*What you need to do*
Only lines with the word "JSON" are needed; collect each of them from the listing below.

Data items
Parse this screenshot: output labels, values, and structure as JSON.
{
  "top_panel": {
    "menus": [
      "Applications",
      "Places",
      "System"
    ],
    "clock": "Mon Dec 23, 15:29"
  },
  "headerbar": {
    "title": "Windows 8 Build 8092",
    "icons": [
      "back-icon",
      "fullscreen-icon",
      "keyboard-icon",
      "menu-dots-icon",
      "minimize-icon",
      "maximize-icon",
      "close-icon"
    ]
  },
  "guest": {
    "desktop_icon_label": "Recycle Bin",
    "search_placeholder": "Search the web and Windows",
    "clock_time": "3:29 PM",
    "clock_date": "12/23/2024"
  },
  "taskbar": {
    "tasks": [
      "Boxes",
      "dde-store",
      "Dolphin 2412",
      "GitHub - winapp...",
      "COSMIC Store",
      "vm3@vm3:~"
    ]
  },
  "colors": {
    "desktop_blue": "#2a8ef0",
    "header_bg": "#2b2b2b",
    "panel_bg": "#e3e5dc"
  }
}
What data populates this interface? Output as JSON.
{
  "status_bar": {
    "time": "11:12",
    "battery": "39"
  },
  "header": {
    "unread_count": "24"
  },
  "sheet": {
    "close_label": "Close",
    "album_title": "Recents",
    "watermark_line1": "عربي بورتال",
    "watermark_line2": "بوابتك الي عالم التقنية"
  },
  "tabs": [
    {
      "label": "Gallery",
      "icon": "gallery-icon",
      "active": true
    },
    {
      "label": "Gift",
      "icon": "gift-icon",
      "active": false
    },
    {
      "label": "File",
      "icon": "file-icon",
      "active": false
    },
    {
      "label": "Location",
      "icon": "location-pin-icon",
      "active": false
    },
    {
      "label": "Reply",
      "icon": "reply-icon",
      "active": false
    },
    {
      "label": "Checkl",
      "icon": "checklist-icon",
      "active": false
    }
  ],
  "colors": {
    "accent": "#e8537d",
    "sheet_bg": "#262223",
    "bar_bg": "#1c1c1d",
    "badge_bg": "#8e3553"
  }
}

*Reply*
Parse this screenshot: output labels, values, and structure as JSON.
What data populates this interface? Output as JSON.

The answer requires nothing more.